_What you should do:_ Transcribe every entry below word for word, but skip the pictures.
------------------------
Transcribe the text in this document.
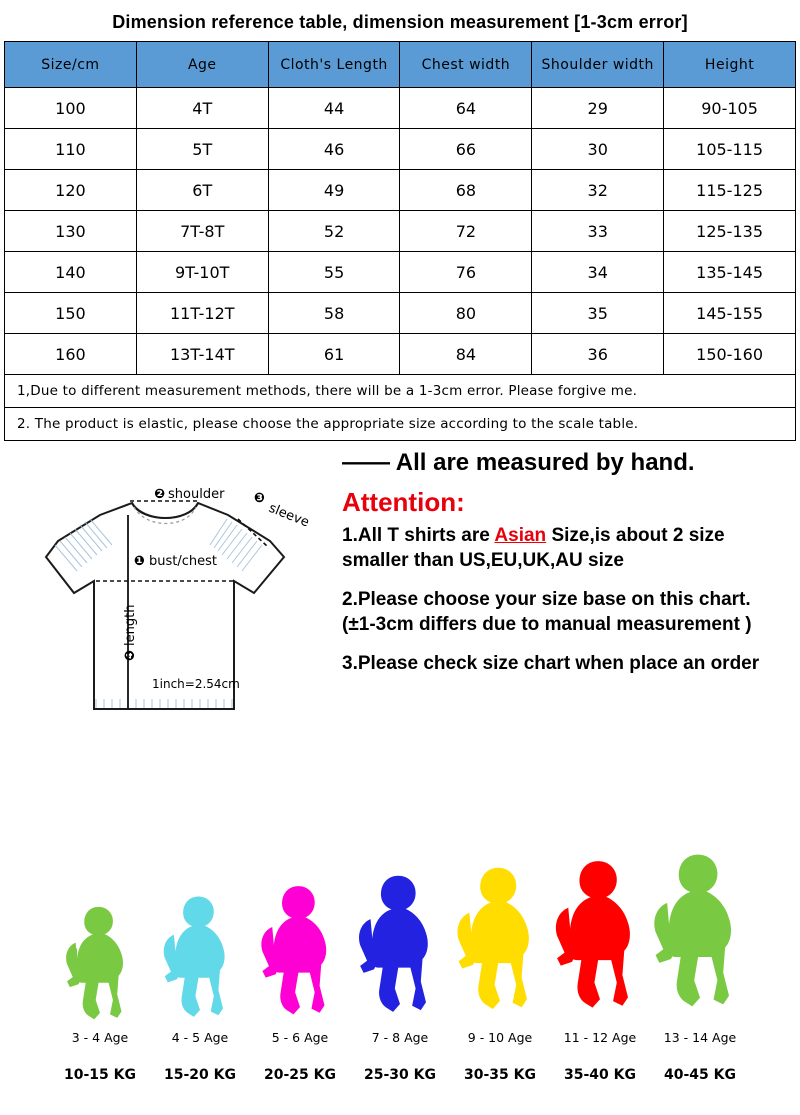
Dimension reference table, dimension measurement [1-3cm error]
Size/cm	Age	Cloth's Length	Chest width	Shoulder width	Height
100	4T	44	64	29	90-105
110	5T	46	66	30	105-115
120	6T	49	68	32	115-125
130	7T-8T	52	72	33	125-135
140	9T-10T	55	76	34	135-145
150	11T-12T	58	80	35	145-155
160	13T-14T	61	84	36	150-160
1,Due to different measurement methods, there will be a 1-3cm error. Please forgive me.
2. The product is elastic, please choose the appropriate size according to the scale table.
❷ shoulder ❸
sleeve
❶ bust/chest
❹
length
1inch=2.54cm
—— All are measured by hand.
Attention:

1.All T shirts are Asian Size,is about 2 size smaller than US,EU,UK,AU size

2.Please choose your size base on this chart.(±1-3cm differs due to manual measurement )

3.Please check size chart when place an order

3 - 4 Age	4 - 5 Age	5 - 6 Age	7 - 8 Age	9 - 10 Age	11 - 12 Age	13 - 14 Age
10-15 KG	15-20 KG	20-25 KG	25-30 KG	30-35 KG	35-40 KG	40-45 KG
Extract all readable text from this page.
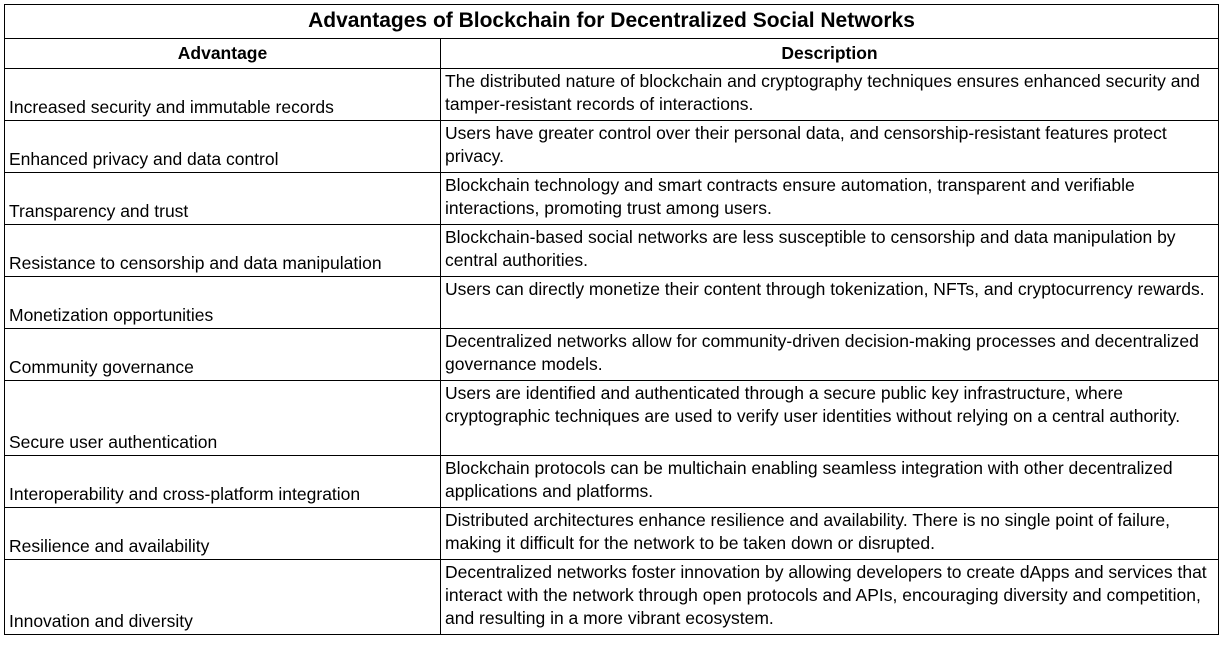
Advantages of Blockchain for Decentralized Social Networks	
Advantage	Description
Increased security and immutable records	The distributed nature of blockchain and cryptography techniques ensures enhanced security and tamper-resistant records of interactions.
Enhanced privacy and data control	Users have greater control over their personal data, and censorship-resistant features protect privacy.
Transparency and trust	Blockchain technology and smart contracts ensure automation, transparent and verifiable interactions, promoting trust among users.
Resistance to censorship and data manipulation	Blockchain-based social networks are less susceptible to censorship and data manipulation by central authorities.
Monetization opportunities	Users can directly monetize their content through tokenization, NFTs, and cryptocurrency rewards.
Community governance	Decentralized networks allow for community-driven decision-making processes and decentralized governance models.
Secure user authentication	Users are identified and authenticated through a secure public key infrastructure, where cryptographic techniques are used to verify user identities without relying on a central authority.
Interoperability and cross-platform integration	Blockchain protocols can be multichain enabling seamless integration with other decentralized applications and platforms.
Resilience and availability	Distributed architectures enhance resilience and availability. There is no single point of failure, making it difficult for the network to be taken down or disrupted.
Innovation and diversity	Decentralized networks foster innovation by allowing developers to create dApps and services that interact with the network through open protocols and APIs, encouraging diversity and competition, and resulting in a more vibrant ecosystem.
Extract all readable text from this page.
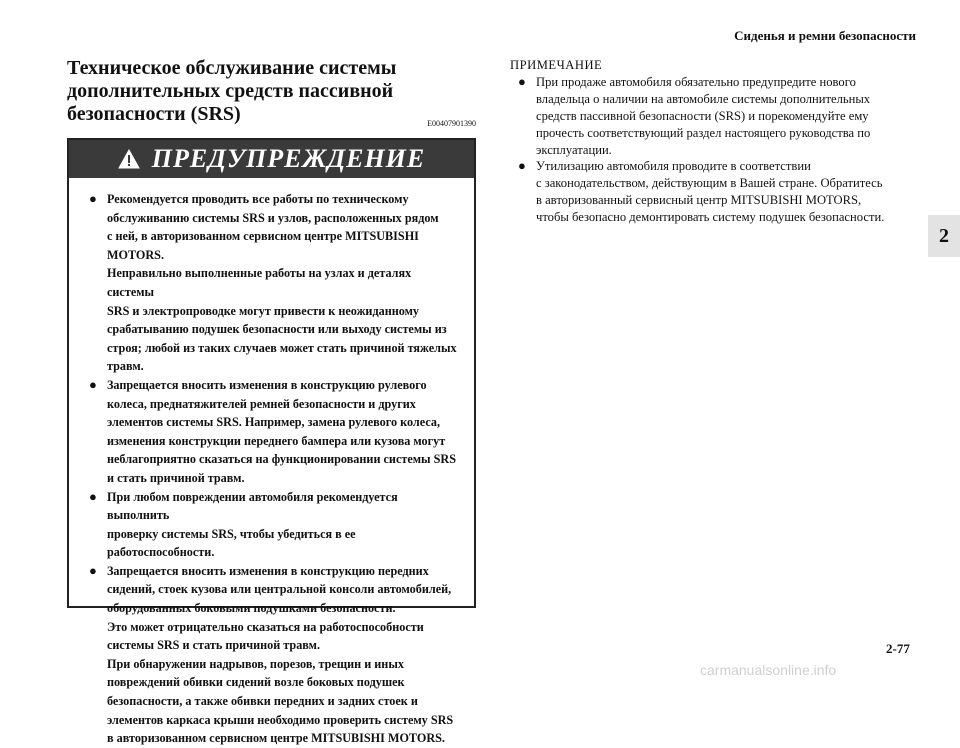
Сиденья и ремни безопасности
2
Техническое обслуживание системы
дополнительных средств пассивной
безопасности (SRS)	E00407901390
ПРЕДУПРЕЖДЕНИЕ
● Рекомендуется проводить все работы по техническому
обслуживанию системы SRS и узлов, расположенных рядом
с ней, в авторизованном сервисном центре MITSUBISHI
MOTORS.
Неправильно выполненные работы на узлах и деталях системы
SRS и электропроводке могут привести к неожиданному
срабатыванию подушек безопасности или выходу системы из
строя; любой из таких случаев может стать причиной тяжелых
травм.
● Запрещается вносить изменения в конструкцию рулевого
колеса, преднатяжителей ремней безопасности и других
элементов системы SRS. Например, замена рулевого колеса,
изменения конструкции переднего бампера или кузова могут
неблагоприятно сказаться на функционировании системы SRS
и стать причиной травм.
● При любом повреждении автомобиля рекомендуется выполнить
проверку системы SRS, чтобы убедиться в ее
работоспособности.
● Запрещается вносить изменения в конструкцию передних
сидений, стоек кузова или центральной консоли автомобилей,
оборудованных боковыми подушками безопасности.
Это может отрицательно сказаться на работоспособности
системы SRS и стать причиной травм.
При обнаружении надрывов, порезов, трещин и иных
повреждений обивки сидений возле боковых подушек
безопасности, а также обивки передних и задних стоек и
элементов каркаса крыши необходимо проверить систему SRS
в авторизованном сервисном центре MITSUBISHI MOTORS.
ПРИМЕЧАНИЕ
● При продаже автомобиля обязательно предупредите нового
владельца о наличии на автомобиле системы дополнительных
средств пассивной безопасности (SRS) и порекомендуйте ему
прочесть соответствующий раздел настоящего руководства по
эксплуатации.
● Утилизацию автомобиля проводите в соответствии
с законодательством, действующим в Вашей стране. Обратитесь
в авторизованный сервисный центр MITSUBISHI MOTORS,
чтобы безопасно демонтировать систему подушек безопасности.
2-77
carmanualsonline.info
------------------------
_Full response:_
Transcribe the text in this document.
Dimension reference table, dimension measurement [1-3cm error]
Size/cm	Age	Cloth's Length	Chest width	Shoulder width	Height
100	4T	44	64	29	90-105
110	5T	46	66	30	105-115
120	6T	49	68	32	115-125
130	7T-8T	52	72	33	125-135
140	9T-10T	55	76	34	135-145
150	11T-12T	58	80	35	145-155
160	13T-14T	61	84	36	150-160
1,Due to different measurement methods, there will be a 1-3cm error. Please forgive me.
2. The product is elastic, please choose the appropriate size according to the scale table.
❷ shoulder ❸
sleeve
❶ bust/chest
❹
length
1inch=2.54cm
—— All are measured by hand.
Attention:

1.All T shirts are Asian Size,is about 2 size smaller than US,EU,UK,AU size

2.Please choose your size base on this chart.(±1-3cm differs due to manual measurement )

3.Please check size chart when place an order

3 - 4 Age	4 - 5 Age	5 - 6 Age	7 - 8 Age	9 - 10 Age	11 - 12 Age	13 - 14 Age
10-15 KG	15-20 KG	20-25 KG	25-30 KG	30-35 KG	35-40 KG	40-45 KG
Extract all readable text from this page.
Advantages of Blockchain for Decentralized Social Networks	
Advantage	Description
Increased security and immutable records	The distributed nature of blockchain and cryptography techniques ensures enhanced security and tamper-resistant records of interactions.
Enhanced privacy and data control	Users have greater control over their personal data, and censorship-resistant features protect privacy.
Transparency and trust	Blockchain technology and smart contracts ensure automation, transparent and verifiable interactions, promoting trust among users.
Resistance to censorship and data manipulation	Blockchain-based social networks are less susceptible to censorship and data manipulation by central authorities.
Monetization opportunities	Users can directly monetize their content through tokenization, NFTs, and cryptocurrency rewards.
Community governance	Decentralized networks allow for community-driven decision-making processes and decentralized governance models.
Secure user authentication	Users are identified and authenticated through a secure public key infrastructure, where cryptographic techniques are used to verify user identities without relying on a central authority.
Interoperability and cross-platform integration	Blockchain protocols can be multichain enabling seamless integration with other decentralized applications and platforms.
Resilience and availability	Distributed architectures enhance resilience and availability. There is no single point of failure, making it difficult for the network to be taken down or disrupted.
Innovation and diversity	Decentralized networks foster innovation by allowing developers to create dApps and services that interact with the network through open protocols and APIs, encouraging diversity and competition, and resulting in a more vibrant ecosystem.
Extract all readable text from this page.
Сиденья и ремни безопасности
2
Техническое обслуживание системы
дополнительных средств пассивной
безопасности (SRS)	E00407901390
ПРЕДУПРЕЖДЕНИЕ
● Рекомендуется проводить все работы по техническому
обслуживанию системы SRS и узлов, расположенных рядом
с ней, в авторизованном сервисном центре MITSUBISHI
MOTORS.
Неправильно выполненные работы на узлах и деталях системы
SRS и электропроводке могут привести к неожиданному
срабатыванию подушек безопасности или выходу системы из
строя; любой из таких случаев может стать причиной тяжелых
травм.
● Запрещается вносить изменения в конструкцию рулевого
колеса, преднатяжителей ремней безопасности и других
элементов системы SRS. Например, замена рулевого колеса,
изменения конструкции переднего бампера или кузова могут
неблагоприятно сказаться на функционировании системы SRS
и стать причиной травм.
● При любом повреждении автомобиля рекомендуется выполнить
проверку системы SRS, чтобы убедиться в ее
работоспособности.
● Запрещается вносить изменения в конструкцию передних
сидений, стоек кузова или центральной консоли автомобилей,
оборудованных боковыми подушками безопасности.
Это может отрицательно сказаться на работоспособности
системы SRS и стать причиной травм.
При обнаружении надрывов, порезов, трещин и иных
повреждений обивки сидений возле боковых подушек
безопасности, а также обивки передних и задних стоек и
элементов каркаса крыши необходимо проверить систему SRS
в авторизованном сервисном центре MITSUBISHI MOTORS.
ПРИМЕЧАНИЕ
● При продаже автомобиля обязательно предупредите нового
владельца о наличии на автомобиле системы дополнительных
средств пассивной безопасности (SRS) и порекомендуйте ему
прочесть соответствующий раздел настоящего руководства по
эксплуатации.
● Утилизацию автомобиля проводите в соответствии
с законодательством, действующим в Вашей стране. Обратитесь
в авторизованный сервисный центр MITSUBISHI MOTORS,
чтобы безопасно демонтировать систему подушек безопасности.
2-77
carmanualsonline.info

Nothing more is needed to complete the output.